INSTRUCTIONS FOR THE TASK:
Using the listing below, give the number of lines where "this" appears, and nothing else.
....
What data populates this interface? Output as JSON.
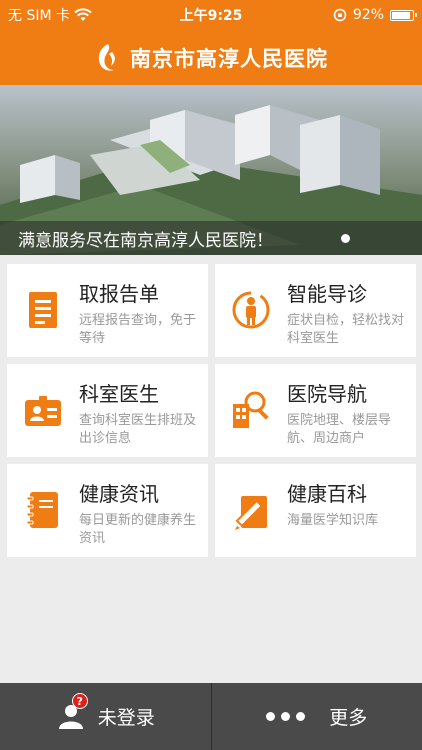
{
  "status_bar": {
    "carrier": "无 SIM 卡",
    "time": "上午9:25",
    "battery": "92%",
    "battery_level": 0.92
  },
  "header": {
    "title": "南京市高淳人民医院"
  },
  "banner": {
    "caption": "满意服务尽在南京高淳人民医院！"
  },
  "tiles": [
    {
      "title": "取报告单",
      "desc": "远程报告查询，免于等待",
      "icon": "report-icon"
    },
    {
      "title": "智能导诊",
      "desc": "症状自检，轻松找对科室医生",
      "icon": "body-check-icon"
    },
    {
      "title": "科室医生",
      "desc": "查询科室医生排班及出诊信息",
      "icon": "doctor-badge-icon"
    },
    {
      "title": "医院导航",
      "desc": "医院地理、楼层导航、周边商户",
      "icon": "building-search-icon"
    },
    {
      "title": "健康资讯",
      "desc": "每日更新的健康养生资讯",
      "icon": "notebook-icon"
    },
    {
      "title": "健康百科",
      "desc": "海量医学知识库",
      "icon": "pencil-doc-icon"
    }
  ],
  "footer": {
    "login_label": "未登录",
    "login_badge": "?",
    "more_label": "更多"
  },
  "colors": {
    "accent": "#ef7d14",
    "footer_bg": "#4a4a4a"
  }
}
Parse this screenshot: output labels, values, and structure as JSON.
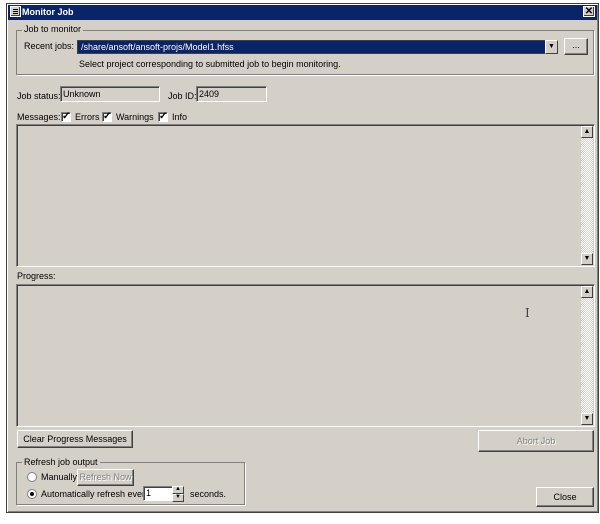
{
  "window": {
    "title": "Monitor Job",
    "close_glyph": "✕"
  },
  "job_group": {
    "legend": "Job to monitor",
    "recent_label": "Recent jobs:",
    "recent_value": "/share/ansoft/ansoft-projs/Model1.hfss",
    "browse_label": "...",
    "hint": "Select project corresponding to submitted job to begin monitoring."
  },
  "status": {
    "job_status_label": "Job status:",
    "job_status_value": "Unknown",
    "job_id_label": "Job ID:",
    "job_id_value": "2409"
  },
  "messages": {
    "label": "Messages:",
    "errors_label": "Errors",
    "warnings_label": "Warnings",
    "info_label": "Info",
    "check_glyph": "✓"
  },
  "progress": {
    "label": "Progress:"
  },
  "buttons": {
    "clear_progress": "Clear Progress Messages",
    "abort_job": "Abort Job",
    "close": "Close"
  },
  "refresh": {
    "legend": "Refresh job output",
    "manually_label": "Manually",
    "refresh_now": "Refresh Now",
    "auto_label": "Automatically refresh every",
    "interval_value": "1",
    "seconds_label": "seconds.",
    "selected": "automatic"
  },
  "icons": {
    "scroll_up": "▲",
    "scroll_down": "▼",
    "dropdown": "▼",
    "spin_up": "▲",
    "spin_down": "▼",
    "text_cursor": "I"
  }
}
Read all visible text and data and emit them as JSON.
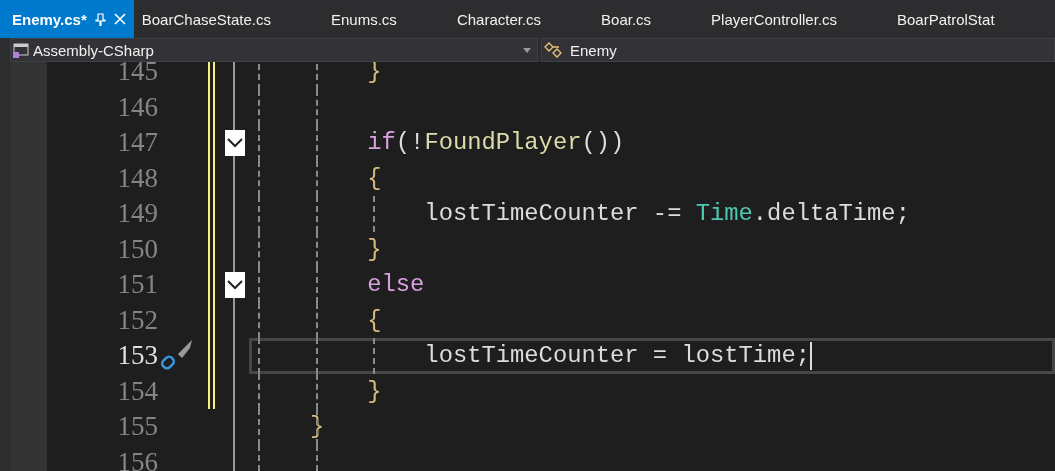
{
  "tabs": [
    {
      "label": "Enemy.cs*",
      "selected": true
    },
    {
      "label": "BoarChaseState.cs",
      "selected": false
    },
    {
      "label": "Enums.cs",
      "selected": false
    },
    {
      "label": "Character.cs",
      "selected": false
    },
    {
      "label": "Boar.cs",
      "selected": false
    },
    {
      "label": "PlayerController.cs",
      "selected": false
    },
    {
      "label": "BoarPatrolStat",
      "selected": false
    }
  ],
  "navigation": {
    "project": "Assembly-CSharp",
    "member": "Enemy"
  },
  "lines": [
    {
      "number": "145",
      "modified": true,
      "foldable": false,
      "current": false,
      "tokens": [
        {
          "kind": "brace",
          "text": "        }"
        }
      ]
    },
    {
      "number": "146",
      "modified": true,
      "foldable": false,
      "current": false
    },
    {
      "number": "147",
      "modified": true,
      "foldable": true,
      "current": false,
      "tokens": [
        {
          "kind": "keyword",
          "text": "        if"
        },
        {
          "kind": "punct",
          "text": "(!"
        },
        {
          "kind": "method",
          "text": "FoundPlayer"
        },
        {
          "kind": "punct",
          "text": "())"
        }
      ]
    },
    {
      "number": "148",
      "modified": true,
      "foldable": false,
      "current": false,
      "tokens": [
        {
          "kind": "brace",
          "text": "        {"
        }
      ]
    },
    {
      "number": "149",
      "modified": true,
      "foldable": false,
      "current": false,
      "tokens": [
        {
          "kind": "plain",
          "text": "            lostTimeCounter -= "
        },
        {
          "kind": "type",
          "text": "Time"
        },
        {
          "kind": "plain",
          "text": ".deltaTime;"
        }
      ]
    },
    {
      "number": "150",
      "modified": true,
      "foldable": false,
      "current": false,
      "tokens": [
        {
          "kind": "brace",
          "text": "        }"
        }
      ]
    },
    {
      "number": "151",
      "modified": true,
      "foldable": true,
      "current": false,
      "tokens": [
        {
          "kind": "keyword",
          "text": "        else"
        }
      ]
    },
    {
      "number": "152",
      "modified": true,
      "foldable": false,
      "current": false,
      "tokens": [
        {
          "kind": "brace",
          "text": "        {"
        }
      ]
    },
    {
      "number": "153",
      "modified": true,
      "foldable": false,
      "current": true,
      "tokens": [
        {
          "kind": "plain",
          "text": "            lostTimeCounter = lostTime;"
        }
      ]
    },
    {
      "number": "154",
      "modified": true,
      "foldable": false,
      "current": false,
      "tokens": [
        {
          "kind": "brace",
          "text": "        }"
        }
      ]
    },
    {
      "number": "155",
      "modified": false,
      "foldable": false,
      "current": false,
      "tokens": [
        {
          "kind": "brace",
          "text": "    }"
        }
      ]
    },
    {
      "number": "156",
      "modified": false,
      "foldable": false,
      "current": false
    }
  ]
}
....
ANSWER TO THE EXERCISE:
2